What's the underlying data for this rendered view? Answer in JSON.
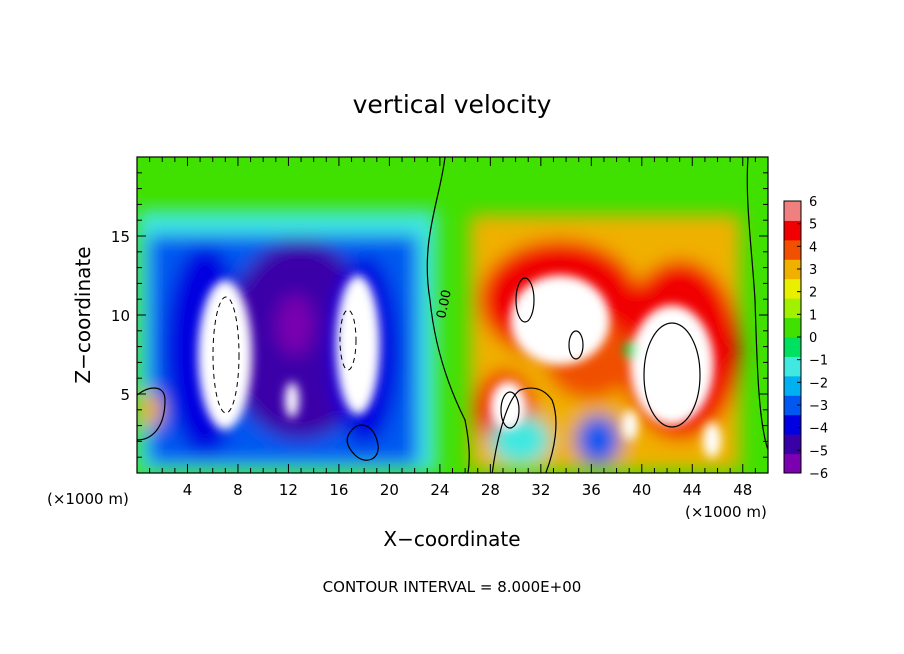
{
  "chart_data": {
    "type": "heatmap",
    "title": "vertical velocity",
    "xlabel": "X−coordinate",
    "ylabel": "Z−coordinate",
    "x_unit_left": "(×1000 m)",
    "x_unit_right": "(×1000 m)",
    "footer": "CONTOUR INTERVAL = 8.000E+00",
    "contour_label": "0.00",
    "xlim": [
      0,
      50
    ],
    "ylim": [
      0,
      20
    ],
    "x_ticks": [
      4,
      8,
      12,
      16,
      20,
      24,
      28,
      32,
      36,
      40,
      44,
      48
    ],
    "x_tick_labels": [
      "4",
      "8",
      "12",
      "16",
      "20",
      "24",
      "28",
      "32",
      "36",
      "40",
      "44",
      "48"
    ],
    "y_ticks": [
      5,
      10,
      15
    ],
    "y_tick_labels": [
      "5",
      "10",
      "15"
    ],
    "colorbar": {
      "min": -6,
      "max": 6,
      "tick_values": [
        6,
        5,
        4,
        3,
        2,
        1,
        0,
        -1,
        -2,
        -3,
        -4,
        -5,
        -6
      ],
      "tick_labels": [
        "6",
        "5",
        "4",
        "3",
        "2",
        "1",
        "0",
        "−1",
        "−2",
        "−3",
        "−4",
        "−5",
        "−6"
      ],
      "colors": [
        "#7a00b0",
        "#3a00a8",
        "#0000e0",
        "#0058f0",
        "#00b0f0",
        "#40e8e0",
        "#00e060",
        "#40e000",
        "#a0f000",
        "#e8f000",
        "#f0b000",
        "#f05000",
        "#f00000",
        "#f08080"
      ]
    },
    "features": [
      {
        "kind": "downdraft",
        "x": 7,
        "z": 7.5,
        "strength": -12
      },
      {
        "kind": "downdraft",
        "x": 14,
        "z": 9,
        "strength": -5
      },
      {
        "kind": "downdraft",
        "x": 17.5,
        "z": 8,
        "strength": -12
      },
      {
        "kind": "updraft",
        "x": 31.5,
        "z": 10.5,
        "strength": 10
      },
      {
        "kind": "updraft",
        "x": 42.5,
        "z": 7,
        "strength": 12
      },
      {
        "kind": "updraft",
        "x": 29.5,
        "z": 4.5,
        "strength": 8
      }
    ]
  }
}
☆ ☆ ☆ ☆ ☆ ☆ ☆
_WRITTEN TASK_. In your copy, leave out the pictures and reproduce the material above exactly.

_FINAL RESULT_.
What's the underlying data for this rendered view? Answer in JSON.
{
  "chart_data": {
    "type": "heatmap",
    "title": "vertical velocity",
    "xlabel": "X−coordinate",
    "ylabel": "Z−coordinate",
    "x_unit_left": "(×1000 m)",
    "x_unit_right": "(×1000 m)",
    "footer": "CONTOUR INTERVAL = 8.000E+00",
    "contour_label": "0.00",
    "xlim": [
      0,
      50
    ],
    "ylim": [
      0,
      20
    ],
    "x_ticks": [
      4,
      8,
      12,
      16,
      20,
      24,
      28,
      32,
      36,
      40,
      44,
      48
    ],
    "x_tick_labels": [
      "4",
      "8",
      "12",
      "16",
      "20",
      "24",
      "28",
      "32",
      "36",
      "40",
      "44",
      "48"
    ],
    "y_ticks": [
      5,
      10,
      15
    ],
    "y_tick_labels": [
      "5",
      "10",
      "15"
    ],
    "colorbar": {
      "min": -6,
      "max": 6,
      "tick_values": [
        6,
        5,
        4,
        3,
        2,
        1,
        0,
        -1,
        -2,
        -3,
        -4,
        -5,
        -6
      ],
      "tick_labels": [
        "6",
        "5",
        "4",
        "3",
        "2",
        "1",
        "0",
        "−1",
        "−2",
        "−3",
        "−4",
        "−5",
        "−6"
      ],
      "colors": [
        "#7a00b0",
        "#3a00a8",
        "#0000e0",
        "#0058f0",
        "#00b0f0",
        "#40e8e0",
        "#00e060",
        "#40e000",
        "#a0f000",
        "#e8f000",
        "#f0b000",
        "#f05000",
        "#f00000",
        "#f08080"
      ]
    },
    "features": [
      {
        "kind": "downdraft",
        "x": 7,
        "z": 7.5,
        "strength": -12
      },
      {
        "kind": "downdraft",
        "x": 14,
        "z": 9,
        "strength": -5
      },
      {
        "kind": "downdraft",
        "x": 17.5,
        "z": 8,
        "strength": -12
      },
      {
        "kind": "updraft",
        "x": 31.5,
        "z": 10.5,
        "strength": 10
      },
      {
        "kind": "updraft",
        "x": 42.5,
        "z": 7,
        "strength": 12
      },
      {
        "kind": "updraft",
        "x": 29.5,
        "z": 4.5,
        "strength": 8
      }
    ]
  }
}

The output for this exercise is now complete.